Lines containing the string "title" are to be counted; report the total by itself.
begin Dataset records
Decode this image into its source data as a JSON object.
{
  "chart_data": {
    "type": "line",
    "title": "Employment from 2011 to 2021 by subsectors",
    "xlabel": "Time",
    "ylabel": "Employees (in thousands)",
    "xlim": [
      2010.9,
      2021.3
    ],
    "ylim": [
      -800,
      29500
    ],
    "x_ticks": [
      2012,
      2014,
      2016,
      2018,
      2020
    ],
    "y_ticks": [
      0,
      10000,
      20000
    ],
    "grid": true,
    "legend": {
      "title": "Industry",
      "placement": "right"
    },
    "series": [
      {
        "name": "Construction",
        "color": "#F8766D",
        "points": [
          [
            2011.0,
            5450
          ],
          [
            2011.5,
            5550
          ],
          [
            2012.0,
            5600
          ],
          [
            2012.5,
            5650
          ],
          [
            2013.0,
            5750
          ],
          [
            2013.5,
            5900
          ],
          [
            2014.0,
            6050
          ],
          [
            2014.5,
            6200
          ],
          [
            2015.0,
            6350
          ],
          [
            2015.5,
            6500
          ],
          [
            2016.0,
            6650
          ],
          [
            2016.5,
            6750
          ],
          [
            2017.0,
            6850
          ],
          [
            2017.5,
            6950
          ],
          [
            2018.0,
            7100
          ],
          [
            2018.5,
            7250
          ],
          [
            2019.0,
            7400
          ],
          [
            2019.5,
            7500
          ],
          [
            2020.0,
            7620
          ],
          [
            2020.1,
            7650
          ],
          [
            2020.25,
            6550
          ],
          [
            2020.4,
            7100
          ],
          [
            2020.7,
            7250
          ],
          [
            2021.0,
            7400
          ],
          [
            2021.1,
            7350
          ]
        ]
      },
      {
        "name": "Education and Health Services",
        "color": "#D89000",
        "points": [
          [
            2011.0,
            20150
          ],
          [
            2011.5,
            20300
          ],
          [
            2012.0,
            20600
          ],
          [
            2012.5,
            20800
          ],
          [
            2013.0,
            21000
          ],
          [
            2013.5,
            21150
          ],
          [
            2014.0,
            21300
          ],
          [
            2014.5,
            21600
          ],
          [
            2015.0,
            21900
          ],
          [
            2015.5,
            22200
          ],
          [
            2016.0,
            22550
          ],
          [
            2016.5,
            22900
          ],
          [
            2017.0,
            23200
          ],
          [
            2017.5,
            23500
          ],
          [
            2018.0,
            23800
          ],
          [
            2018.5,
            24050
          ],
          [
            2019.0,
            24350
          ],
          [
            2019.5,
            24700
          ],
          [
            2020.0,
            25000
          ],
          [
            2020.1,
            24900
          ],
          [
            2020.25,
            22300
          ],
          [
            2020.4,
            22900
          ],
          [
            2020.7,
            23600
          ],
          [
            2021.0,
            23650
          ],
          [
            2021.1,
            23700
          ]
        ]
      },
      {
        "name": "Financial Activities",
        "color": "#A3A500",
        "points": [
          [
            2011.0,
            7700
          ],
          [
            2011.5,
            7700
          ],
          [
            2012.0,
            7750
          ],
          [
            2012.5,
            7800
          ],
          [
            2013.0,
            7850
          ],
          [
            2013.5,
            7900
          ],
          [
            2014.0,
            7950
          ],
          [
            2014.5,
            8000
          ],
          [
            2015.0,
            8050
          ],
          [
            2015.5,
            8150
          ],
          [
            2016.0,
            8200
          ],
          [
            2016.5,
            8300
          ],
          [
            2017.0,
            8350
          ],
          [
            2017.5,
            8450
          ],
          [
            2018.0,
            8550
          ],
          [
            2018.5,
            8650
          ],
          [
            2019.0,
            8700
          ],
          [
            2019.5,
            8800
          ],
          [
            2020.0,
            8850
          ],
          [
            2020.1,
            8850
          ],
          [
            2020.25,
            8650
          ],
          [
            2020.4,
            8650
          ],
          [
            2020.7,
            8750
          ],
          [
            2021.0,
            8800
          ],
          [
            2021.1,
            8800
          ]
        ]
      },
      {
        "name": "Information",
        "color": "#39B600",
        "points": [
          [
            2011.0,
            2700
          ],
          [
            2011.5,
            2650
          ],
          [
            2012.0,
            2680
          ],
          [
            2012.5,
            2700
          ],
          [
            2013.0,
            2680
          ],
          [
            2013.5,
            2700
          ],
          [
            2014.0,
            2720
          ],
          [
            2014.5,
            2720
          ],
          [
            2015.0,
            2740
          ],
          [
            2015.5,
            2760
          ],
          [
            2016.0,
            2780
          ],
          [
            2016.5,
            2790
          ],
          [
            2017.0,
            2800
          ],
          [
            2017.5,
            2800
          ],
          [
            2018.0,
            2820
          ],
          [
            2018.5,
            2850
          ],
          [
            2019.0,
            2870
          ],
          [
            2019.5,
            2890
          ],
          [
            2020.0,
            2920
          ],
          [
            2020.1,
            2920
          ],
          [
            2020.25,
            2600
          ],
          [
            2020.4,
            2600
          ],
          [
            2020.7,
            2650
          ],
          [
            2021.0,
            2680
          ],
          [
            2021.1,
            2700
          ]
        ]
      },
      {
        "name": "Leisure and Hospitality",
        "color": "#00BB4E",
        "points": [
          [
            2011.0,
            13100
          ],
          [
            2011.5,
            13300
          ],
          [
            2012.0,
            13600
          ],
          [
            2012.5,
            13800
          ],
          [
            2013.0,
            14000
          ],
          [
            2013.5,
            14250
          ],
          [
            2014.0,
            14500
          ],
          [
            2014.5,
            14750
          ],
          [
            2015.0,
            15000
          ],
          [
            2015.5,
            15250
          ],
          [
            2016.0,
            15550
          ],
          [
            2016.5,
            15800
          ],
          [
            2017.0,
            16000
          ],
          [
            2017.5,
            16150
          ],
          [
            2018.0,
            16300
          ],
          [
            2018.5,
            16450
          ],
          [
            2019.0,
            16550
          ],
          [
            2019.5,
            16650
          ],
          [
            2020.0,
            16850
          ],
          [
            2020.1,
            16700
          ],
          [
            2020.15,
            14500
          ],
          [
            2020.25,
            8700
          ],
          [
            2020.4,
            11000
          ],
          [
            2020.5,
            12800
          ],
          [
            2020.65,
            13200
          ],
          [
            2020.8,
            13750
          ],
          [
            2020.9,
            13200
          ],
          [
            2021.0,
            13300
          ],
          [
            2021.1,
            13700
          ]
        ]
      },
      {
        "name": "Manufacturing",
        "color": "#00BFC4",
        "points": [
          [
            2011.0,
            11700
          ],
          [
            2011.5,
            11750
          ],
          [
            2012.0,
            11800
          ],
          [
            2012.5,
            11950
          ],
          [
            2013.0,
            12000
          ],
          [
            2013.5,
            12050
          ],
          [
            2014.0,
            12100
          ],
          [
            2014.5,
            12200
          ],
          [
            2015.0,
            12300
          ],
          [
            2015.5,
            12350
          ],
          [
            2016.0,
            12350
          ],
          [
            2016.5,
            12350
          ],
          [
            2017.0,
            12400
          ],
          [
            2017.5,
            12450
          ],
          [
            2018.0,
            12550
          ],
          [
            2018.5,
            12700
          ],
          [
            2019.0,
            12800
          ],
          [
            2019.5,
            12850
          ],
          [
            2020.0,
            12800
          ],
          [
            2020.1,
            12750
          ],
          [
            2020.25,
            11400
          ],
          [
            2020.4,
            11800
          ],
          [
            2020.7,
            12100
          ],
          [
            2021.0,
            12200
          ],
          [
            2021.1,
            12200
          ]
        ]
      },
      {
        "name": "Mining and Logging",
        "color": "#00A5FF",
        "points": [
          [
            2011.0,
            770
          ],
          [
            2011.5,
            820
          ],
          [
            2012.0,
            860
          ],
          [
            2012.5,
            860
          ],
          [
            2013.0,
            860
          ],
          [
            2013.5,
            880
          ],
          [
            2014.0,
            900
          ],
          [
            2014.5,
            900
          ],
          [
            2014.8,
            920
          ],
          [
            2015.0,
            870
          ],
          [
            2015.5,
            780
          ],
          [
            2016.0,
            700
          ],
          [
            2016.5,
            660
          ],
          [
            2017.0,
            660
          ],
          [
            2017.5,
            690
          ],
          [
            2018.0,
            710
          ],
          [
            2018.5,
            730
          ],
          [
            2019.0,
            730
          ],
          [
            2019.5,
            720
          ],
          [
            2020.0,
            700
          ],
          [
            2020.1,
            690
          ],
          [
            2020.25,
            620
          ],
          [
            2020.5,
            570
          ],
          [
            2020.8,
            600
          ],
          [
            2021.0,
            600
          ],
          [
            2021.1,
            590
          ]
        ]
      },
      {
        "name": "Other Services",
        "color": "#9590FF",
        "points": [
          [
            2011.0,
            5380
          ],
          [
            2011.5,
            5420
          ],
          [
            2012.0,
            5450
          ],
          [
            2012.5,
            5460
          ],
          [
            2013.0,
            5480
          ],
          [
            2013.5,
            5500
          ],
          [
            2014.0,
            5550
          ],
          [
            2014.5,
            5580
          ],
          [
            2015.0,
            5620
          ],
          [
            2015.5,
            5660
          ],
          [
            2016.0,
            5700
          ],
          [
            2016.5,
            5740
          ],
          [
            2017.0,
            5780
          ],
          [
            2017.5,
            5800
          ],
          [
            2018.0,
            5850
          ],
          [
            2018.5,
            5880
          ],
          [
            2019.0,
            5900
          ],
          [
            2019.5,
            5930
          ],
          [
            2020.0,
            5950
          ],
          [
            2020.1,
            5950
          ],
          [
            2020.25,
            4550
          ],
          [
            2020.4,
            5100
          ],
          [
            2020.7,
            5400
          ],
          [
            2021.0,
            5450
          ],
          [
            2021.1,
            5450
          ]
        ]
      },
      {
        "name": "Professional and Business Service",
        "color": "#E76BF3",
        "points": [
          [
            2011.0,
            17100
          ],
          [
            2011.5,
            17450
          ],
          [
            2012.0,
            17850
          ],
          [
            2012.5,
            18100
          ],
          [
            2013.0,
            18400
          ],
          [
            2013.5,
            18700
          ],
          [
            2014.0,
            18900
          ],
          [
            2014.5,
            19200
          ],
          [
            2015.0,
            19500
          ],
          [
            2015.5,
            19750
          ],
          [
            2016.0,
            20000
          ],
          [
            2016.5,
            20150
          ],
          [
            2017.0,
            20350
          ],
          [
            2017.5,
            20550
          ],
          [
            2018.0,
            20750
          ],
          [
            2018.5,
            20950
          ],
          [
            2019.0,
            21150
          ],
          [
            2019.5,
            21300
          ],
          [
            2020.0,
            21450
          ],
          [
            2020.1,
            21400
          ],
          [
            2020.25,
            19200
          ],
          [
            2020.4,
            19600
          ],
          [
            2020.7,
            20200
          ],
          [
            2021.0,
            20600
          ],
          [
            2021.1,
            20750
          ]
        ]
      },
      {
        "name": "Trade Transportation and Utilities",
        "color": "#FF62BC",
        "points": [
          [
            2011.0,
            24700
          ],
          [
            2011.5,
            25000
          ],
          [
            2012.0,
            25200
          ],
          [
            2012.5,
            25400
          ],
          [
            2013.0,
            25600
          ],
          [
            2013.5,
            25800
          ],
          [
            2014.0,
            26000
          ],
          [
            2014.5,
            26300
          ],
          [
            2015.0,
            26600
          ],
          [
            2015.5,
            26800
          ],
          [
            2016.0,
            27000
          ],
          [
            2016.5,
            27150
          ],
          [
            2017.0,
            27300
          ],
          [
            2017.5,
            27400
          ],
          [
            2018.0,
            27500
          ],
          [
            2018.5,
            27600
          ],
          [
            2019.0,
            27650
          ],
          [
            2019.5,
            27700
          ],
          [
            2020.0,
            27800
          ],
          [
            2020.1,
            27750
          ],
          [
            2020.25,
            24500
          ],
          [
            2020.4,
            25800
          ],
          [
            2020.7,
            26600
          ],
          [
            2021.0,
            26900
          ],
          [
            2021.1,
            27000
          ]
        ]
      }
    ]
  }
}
end Dataset records
Answer. 2